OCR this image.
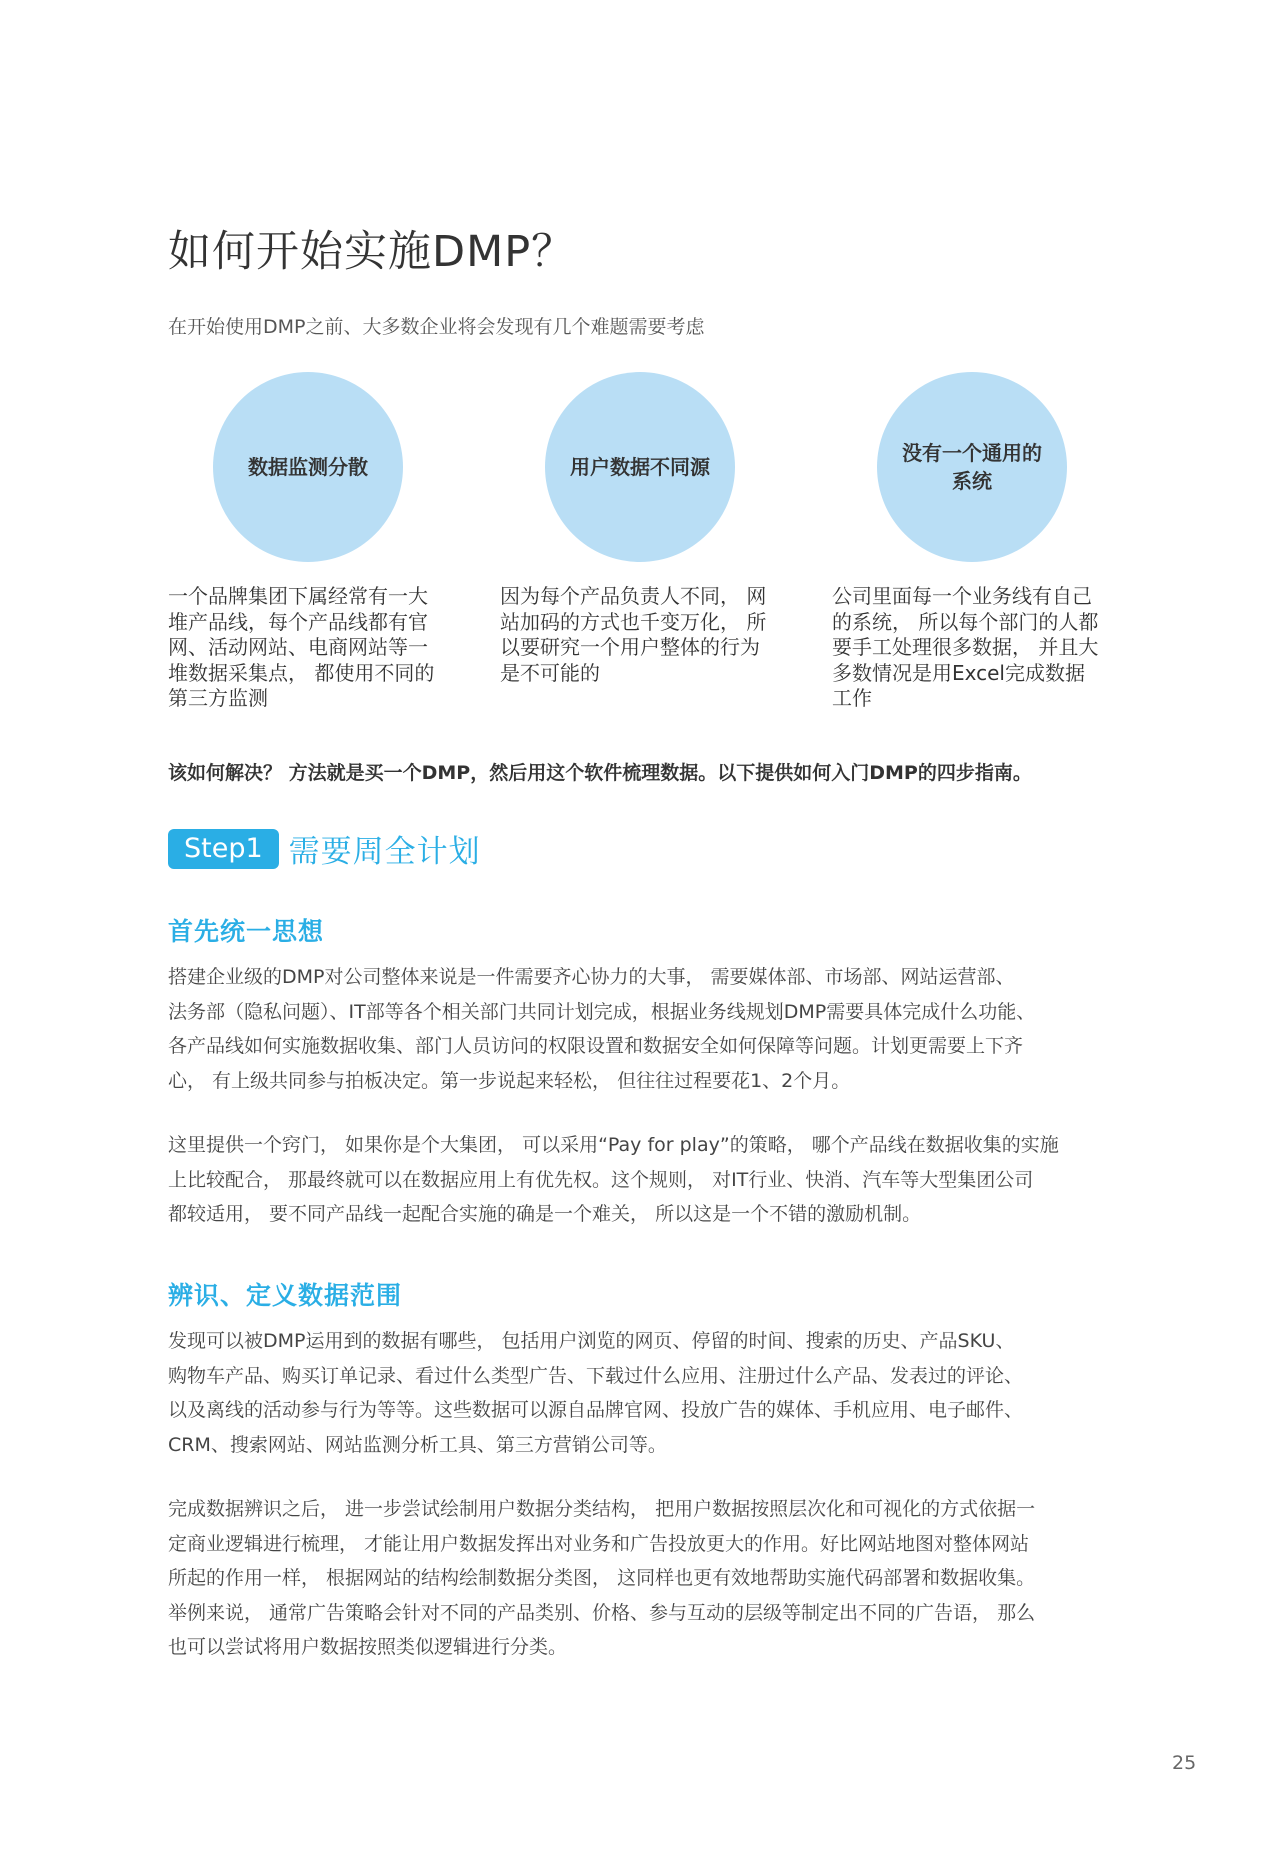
如何开始实施DMP？

在开始使用DMP之前、大多数企业将会发现有几个难题需要考虑

数据监测分散	用户数据不同源
没有一个通用的
系统
一个品牌集团下属经常有一大
堆产品线，每个产品线都有官
网、活动网站、电商网站等一
堆数据采集点， 都使用不同的
第三方监测
因为每个产品负责人不同， 网
站加码的方式也千变万化， 所
以要研究一个用户整体的行为
是不可能的
公司里面每一个业务线有自己
的系统， 所以每个部门的人都
要手工处理很多数据， 并且大
多数情况是用Excel完成数据
工作

该如何解决？ 方法就是买一个DMP，然后用这个软件梳理数据。以下提供如何入门DMP的四步指南。

Step1 需要周全计划
首先统一思想
搭建企业级的DMP对公司整体来说是一件需要齐心协力的大事， 需要媒体部、市场部、网站运营部、
法务部（隐私问题）、IT部等各个相关部门共同计划完成，根据业务线规划DMP需要具体完成什么功能、
各产品线如何实施数据收集、部门人员访问的权限设置和数据安全如何保障等问题。计划更需要上下齐
心， 有上级共同参与拍板决定。第一步说起来轻松， 但往往过程要花1、2个月。
这里提供一个窍门， 如果你是个大集团， 可以采用“Pay for play”的策略， 哪个产品线在数据收集的实施
上比较配合， 那最终就可以在数据应用上有优先权。这个规则， 对IT行业、快消、汽车等大型集团公司
都较适用， 要不同产品线一起配合实施的确是一个难关， 所以这是一个不错的激励机制。
辨识、定义数据范围
发现可以被DMP运用到的数据有哪些， 包括用户浏览的网页、停留的时间、搜索的历史、产品SKU、
购物车产品、购买订单记录、看过什么类型广告、下载过什么应用、注册过什么产品、发表过的评论、
以及离线的活动参与行为等等。这些数据可以源自品牌官网、投放广告的媒体、手机应用、电子邮件、
CRM、搜索网站、网站监测分析工具、第三方营销公司等。
完成数据辨识之后， 进一步尝试绘制用户数据分类结构， 把用户数据按照层次化和可视化的方式依据一
定商业逻辑进行梳理， 才能让用户数据发挥出对业务和广告投放更大的作用。好比网站地图对整体网站
所起的作用一样， 根据网站的结构绘制数据分类图， 这同样也更有效地帮助实施代码部署和数据收集。
举例来说， 通常广告策略会针对不同的产品类别、价格、参与互动的层级等制定出不同的广告语， 那么
也可以尝试将用户数据按照类似逻辑进行分类。
25
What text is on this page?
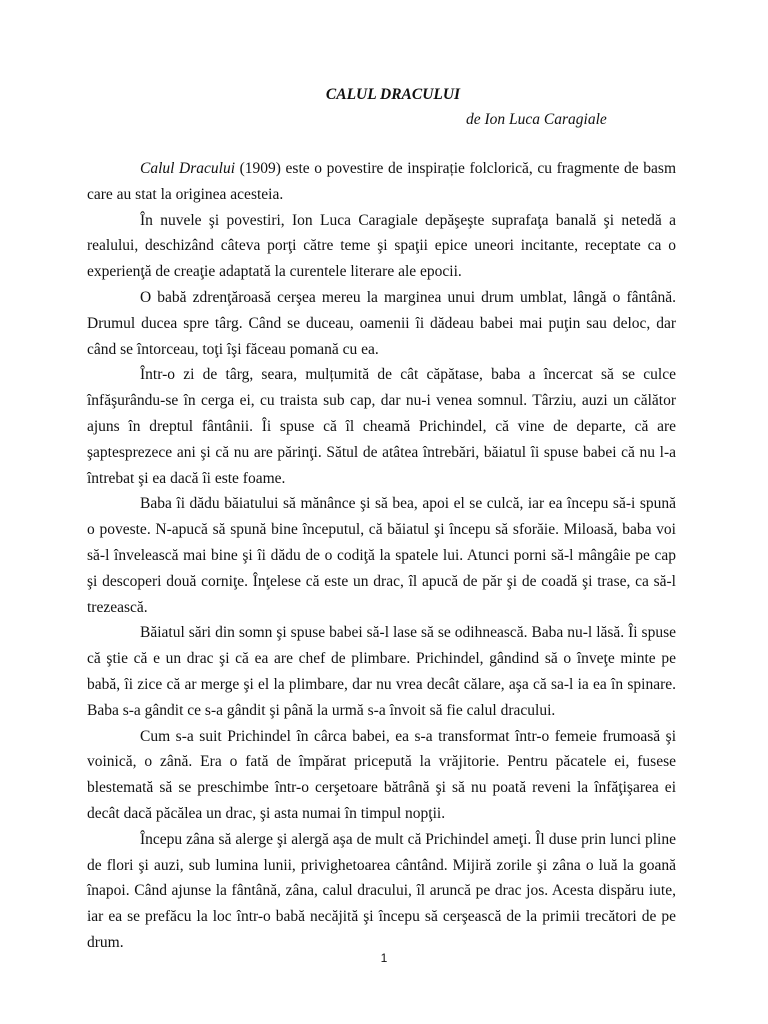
CALUL DRACULUI
de Ion Luca Caragiale

Calul Dracului (1909) este o povestire de inspirație folclorică, cu fragmente de basm care au stat la originea acesteia.

În nuvele şi povestiri, Ion Luca Caragiale depăşeşte suprafaţa banală şi netedă a realului, deschizând câteva porţi către teme şi spaţii epice uneori incitante, receptate ca o experienţă de creaţie adaptată la curentele literare ale epocii.

O babă zdrenţăroasă cerşea mereu la marginea unui drum umblat, lângă o fântână. Drumul ducea spre târg. Când se duceau, oamenii îi dădeau babei mai puţin sau deloc, dar când se întorceau, toţi îşi făceau pomană cu ea.

Într-o zi de târg, seara, mulțumită de cât căpătase, baba a încercat să se culce înfăşurându-se în cerga ei, cu traista sub cap, dar nu-i venea somnul. Târziu, auzi un călător ajuns în dreptul fântânii. Îi spuse că îl cheamă Prichindel, că vine de departe, că are şaptesprezece ani şi că nu are părinţi. Sătul de atâtea întrebări, băiatul îi spuse babei că nu l-a întrebat şi ea dacă îi este foame.

Baba îi dădu băiatului să mănânce şi să bea, apoi el se culcă, iar ea începu să-i spună o poveste. N-apucă să spună bine începutul, că băiatul şi începu să sforăie. Miloasă, baba voi să-l învelească mai bine şi îi dădu de o codiţă la spatele lui. Atunci porni să-l mângâie pe cap şi descoperi două corniţe. Înţelese că este un drac, îl apucă de păr şi de coadă şi trase, ca să-l trezească.

Băiatul sări din somn şi spuse babei să-l lase să se odihnească. Baba nu-l lăsă. Îi spuse că ştie că e un drac şi că ea are chef de plimbare. Prichindel, gândind să o înveţe minte pe babă, îi zice că ar merge şi el la plimbare, dar nu vrea decât călare, aşa că sa-l ia ea în spinare. Baba s-a gândit ce s-a gândit şi până la urmă s-a învoit să fie calul dracului.

Cum s-a suit Prichindel în cârca babei, ea s-a transformat într-o femeie frumoasă şi voinică, o zână. Era o fată de împărat pricepută la vrăjitorie. Pentru păcatele ei, fusese blestemată să se preschimbe într-o cerşetoare bătrână şi să nu poată reveni la înfăţişarea ei decât dacă păcălea un drac, şi asta numai în timpul nopţii.

Începu zâna să alerge şi alergă aşa de mult că Prichindel ameţi. Îl duse prin lunci pline de flori şi auzi, sub lumina lunii, privighetoarea cântând. Mijiră zorile şi zâna o luă la goană înapoi. Când ajunse la fântână, zâna, calul dracului, îl aruncă pe drac jos. Acesta dispăru iute, iar ea se prefăcu la loc într-o babă necăjită şi începu să cerşească de la primii trecători de pe drum.

1
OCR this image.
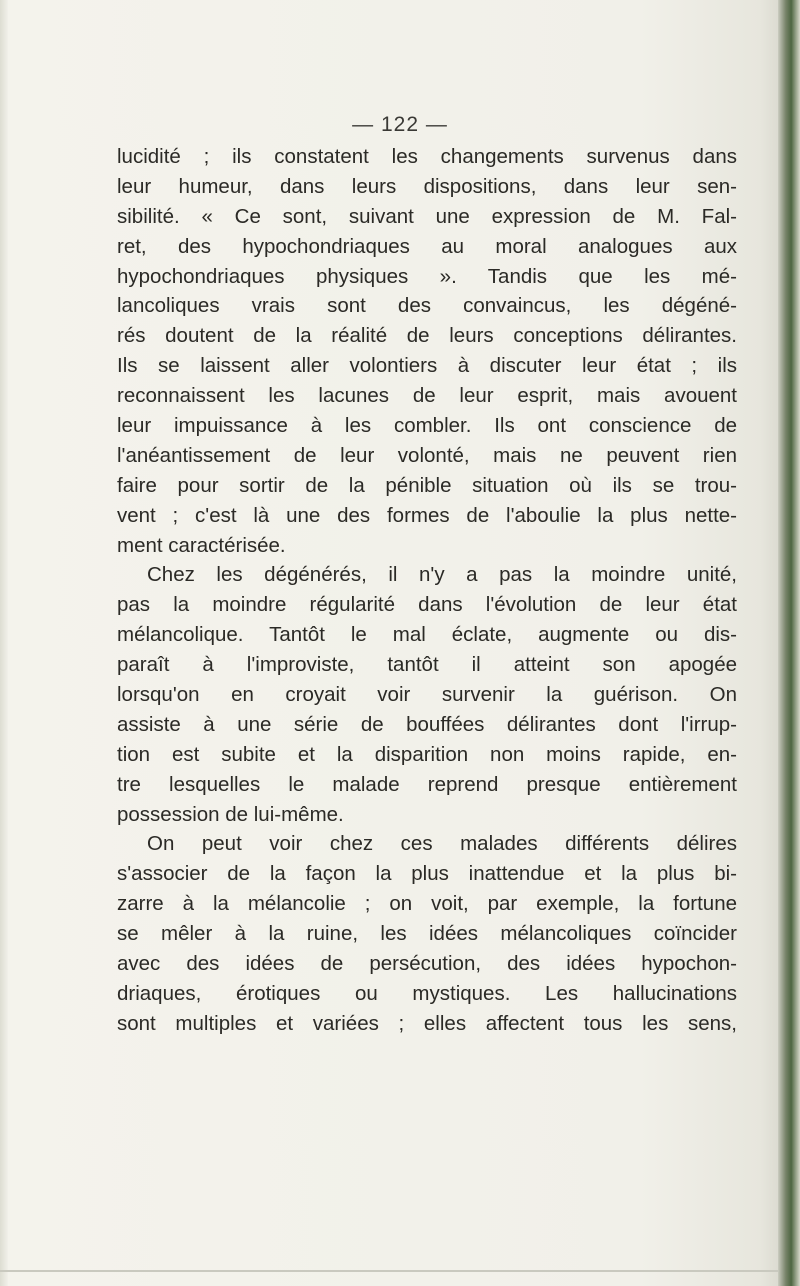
— 122 —
lucidité ; ils constatent les changements survenus dans
leur humeur, dans leurs dispositions, dans leur sen-
sibilité. « Ce sont, suivant une expression de M. Fal-
ret, des hypochondriaques au moral analogues aux
hypochondriaques physiques ». Tandis que les mé-
lancoliques vrais sont des convaincus, les dégéné-
rés doutent de la réalité de leurs conceptions délirantes.
Ils se laissent aller volontiers à discuter leur état ; ils
reconnaissent les lacunes de leur esprit, mais avouent
leur impuissance à les combler. Ils ont conscience de
l'anéantissement de leur volonté, mais ne peuvent rien
faire pour sortir de la pénible situation où ils se trou-
vent ; c'est là une des formes de l'aboulie la plus nette-
ment caractérisée.
Chez les dégénérés, il n'y a pas la moindre unité,
pas la moindre régularité dans l'évolution de leur état
mélancolique. Tantôt le mal éclate, augmente ou dis-
paraît à l'improviste, tantôt il atteint son apogée
lorsqu'on en croyait voir survenir la guérison. On
assiste à une série de bouffées délirantes dont l'irrup-
tion est subite et la disparition non moins rapide, en-
tre lesquelles le malade reprend presque entièrement
possession de lui-même.
On peut voir chez ces malades différents délires
s'associer de la façon la plus inattendue et la plus bi-
zarre à la mélancolie ; on voit, par exemple, la fortune
se mêler à la ruine, les idées mélancoliques coïncider
avec des idées de persécution, des idées hypochon-
driaques, érotiques ou mystiques. Les hallucinations
sont multiples et variées ; elles affectent tous les sens,
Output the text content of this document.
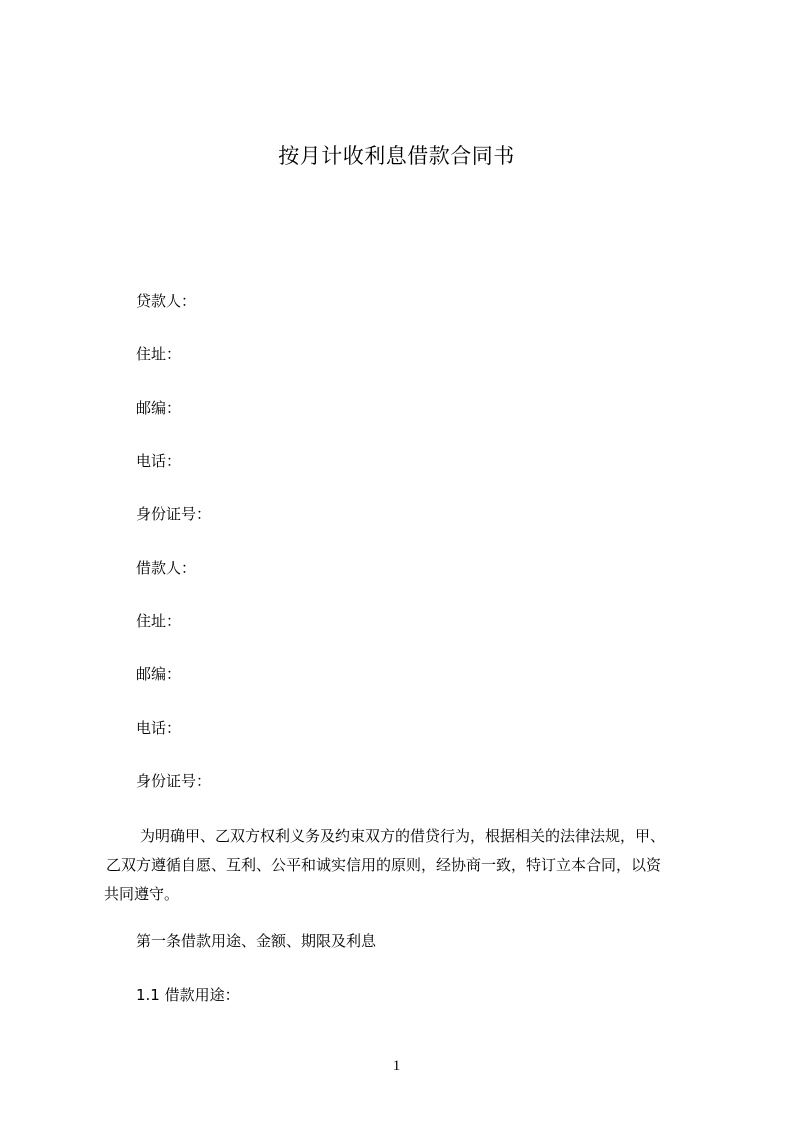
按月计收利息借款合同书
贷款人：
住址：
邮编：
电话：
身份证号：
借款人：
住址：
邮编：
电话：
身份证号：
为明确甲、乙双方权利义务及约束双方的借贷行为，根据相关的法律法规，甲、
乙双方遵循自愿、互利、公平和诚实信用的原则，经协商一致，特订立本合同，以资
共同遵守。
第一条借款用途、金额、期限及利息
1.1 借款用途：
1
....................
* _Exercise details_: Leave out the pictures and give the rest of the records again exactly.

* _Response for this exercise_:
OCR this image.
如何开始实施DMP？

在开始使用DMP之前、大多数企业将会发现有几个难题需要考虑

数据监测分散	用户数据不同源
没有一个通用的
系统
一个品牌集团下属经常有一大
堆产品线，每个产品线都有官
网、活动网站、电商网站等一
堆数据采集点， 都使用不同的
第三方监测
因为每个产品负责人不同， 网
站加码的方式也千变万化， 所
以要研究一个用户整体的行为
是不可能的
公司里面每一个业务线有自己
的系统， 所以每个部门的人都
要手工处理很多数据， 并且大
多数情况是用Excel完成数据
工作

该如何解决？ 方法就是买一个DMP，然后用这个软件梳理数据。以下提供如何入门DMP的四步指南。

Step1 需要周全计划
首先统一思想
搭建企业级的DMP对公司整体来说是一件需要齐心协力的大事， 需要媒体部、市场部、网站运营部、
法务部（隐私问题）、IT部等各个相关部门共同计划完成，根据业务线规划DMP需要具体完成什么功能、
各产品线如何实施数据收集、部门人员访问的权限设置和数据安全如何保障等问题。计划更需要上下齐
心， 有上级共同参与拍板决定。第一步说起来轻松， 但往往过程要花1、2个月。
这里提供一个窍门， 如果你是个大集团， 可以采用“Pay for play”的策略， 哪个产品线在数据收集的实施
上比较配合， 那最终就可以在数据应用上有优先权。这个规则， 对IT行业、快消、汽车等大型集团公司
都较适用， 要不同产品线一起配合实施的确是一个难关， 所以这是一个不错的激励机制。
辨识、定义数据范围
发现可以被DMP运用到的数据有哪些， 包括用户浏览的网页、停留的时间、搜索的历史、产品SKU、
购物车产品、购买订单记录、看过什么类型广告、下载过什么应用、注册过什么产品、发表过的评论、
以及离线的活动参与行为等等。这些数据可以源自品牌官网、投放广告的媒体、手机应用、电子邮件、
CRM、搜索网站、网站监测分析工具、第三方营销公司等。
完成数据辨识之后， 进一步尝试绘制用户数据分类结构， 把用户数据按照层次化和可视化的方式依据一
定商业逻辑进行梳理， 才能让用户数据发挥出对业务和广告投放更大的作用。好比网站地图对整体网站
所起的作用一样， 根据网站的结构绘制数据分类图， 这同样也更有效地帮助实施代码部署和数据收集。
举例来说， 通常广告策略会针对不同的产品类别、价格、参与互动的层级等制定出不同的广告语， 那么
也可以尝试将用户数据按照类似逻辑进行分类。
25
What text is on this page?
CALUL DRACULUI
de Ion Luca Caragiale

Calul Dracului (1909) este o povestire de inspirație folclorică, cu fragmente de basm care au stat la originea acesteia.

În nuvele şi povestiri, Ion Luca Caragiale depăşeşte suprafaţa banală şi netedă a realului, deschizând câteva porţi către teme şi spaţii epice uneori incitante, receptate ca o experienţă de creaţie adaptată la curentele literare ale epocii.

O babă zdrenţăroasă cerşea mereu la marginea unui drum umblat, lângă o fântână. Drumul ducea spre târg. Când se duceau, oamenii îi dădeau babei mai puţin sau deloc, dar când se întorceau, toţi îşi făceau pomană cu ea.

Într-o zi de târg, seara, mulțumită de cât căpătase, baba a încercat să se culce înfăşurându-se în cerga ei, cu traista sub cap, dar nu-i venea somnul. Târziu, auzi un călător ajuns în dreptul fântânii. Îi spuse că îl cheamă Prichindel, că vine de departe, că are şaptesprezece ani şi că nu are părinţi. Sătul de atâtea întrebări, băiatul îi spuse babei că nu l-a întrebat şi ea dacă îi este foame.

Baba îi dădu băiatului să mănânce şi să bea, apoi el se culcă, iar ea începu să-i spună o poveste. N-apucă să spună bine începutul, că băiatul şi începu să sforăie. Miloasă, baba voi să-l învelească mai bine şi îi dădu de o codiţă la spatele lui. Atunci porni să-l mângâie pe cap şi descoperi două corniţe. Înţelese că este un drac, îl apucă de păr şi de coadă şi trase, ca să-l trezească.

Băiatul sări din somn şi spuse babei să-l lase să se odihnească. Baba nu-l lăsă. Îi spuse că ştie că e un drac şi că ea are chef de plimbare. Prichindel, gândind să o înveţe minte pe babă, îi zice că ar merge şi el la plimbare, dar nu vrea decât călare, aşa că sa-l ia ea în spinare. Baba s-a gândit ce s-a gândit şi până la urmă s-a învoit să fie calul dracului.

Cum s-a suit Prichindel în cârca babei, ea s-a transformat într-o femeie frumoasă şi voinică, o zână. Era o fată de împărat pricepută la vrăjitorie. Pentru păcatele ei, fusese blestemată să se preschimbe într-o cerşetoare bătrână şi să nu poată reveni la înfăţişarea ei decât dacă păcălea un drac, şi asta numai în timpul nopţii.

Începu zâna să alerge şi alergă aşa de mult că Prichindel ameţi. Îl duse prin lunci pline de flori şi auzi, sub lumina lunii, privighetoarea cântând. Mijiră zorile şi zâna o luă la goană înapoi. Când ajunse la fântână, zâna, calul dracului, îl aruncă pe drac jos. Acesta dispăru iute, iar ea se prefăcu la loc într-o babă necăjită şi începu să cerşească de la primii trecători de pe drum.

1
OCR this image.
— 122 —
lucidité ; ils constatent les changements survenus dans
leur humeur, dans leurs dispositions, dans leur sen-
sibilité. « Ce sont, suivant une expression de M. Fal-
ret, des hypochondriaques au moral analogues aux
hypochondriaques physiques ». Tandis que les mé-
lancoliques vrais sont des convaincus, les dégéné-
rés doutent de la réalité de leurs conceptions délirantes.
Ils se laissent aller volontiers à discuter leur état ; ils
reconnaissent les lacunes de leur esprit, mais avouent
leur impuissance à les combler. Ils ont conscience de
l'anéantissement de leur volonté, mais ne peuvent rien
faire pour sortir de la pénible situation où ils se trou-
vent ; c'est là une des formes de l'aboulie la plus nette-
ment caractérisée.
Chez les dégénérés, il n'y a pas la moindre unité,
pas la moindre régularité dans l'évolution de leur état
mélancolique. Tantôt le mal éclate, augmente ou dis-
paraît à l'improviste, tantôt il atteint son apogée
lorsqu'on en croyait voir survenir la guérison. On
assiste à une série de bouffées délirantes dont l'irrup-
tion est subite et la disparition non moins rapide, en-
tre lesquelles le malade reprend presque entièrement
possession de lui-même.
On peut voir chez ces malades différents délires
s'associer de la façon la plus inattendue et la plus bi-
zarre à la mélancolie ; on voit, par exemple, la fortune
se mêler à la ruine, les idées mélancoliques coïncider
avec des idées de persécution, des idées hypochon-
driaques, érotiques ou mystiques. Les hallucinations
sont multiples et variées ; elles affectent tous les sens,
Output the text content of this document.
按月计收利息借款合同书
贷款人：
住址：
邮编：
电话：
身份证号：
借款人：
住址：
邮编：
电话：
身份证号：
为明确甲、乙双方权利义务及约束双方的借贷行为，根据相关的法律法规，甲、
乙双方遵循自愿、互利、公平和诚实信用的原则，经协商一致，特订立本合同，以资
共同遵守。
第一条借款用途、金额、期限及利息
1.1 借款用途：
1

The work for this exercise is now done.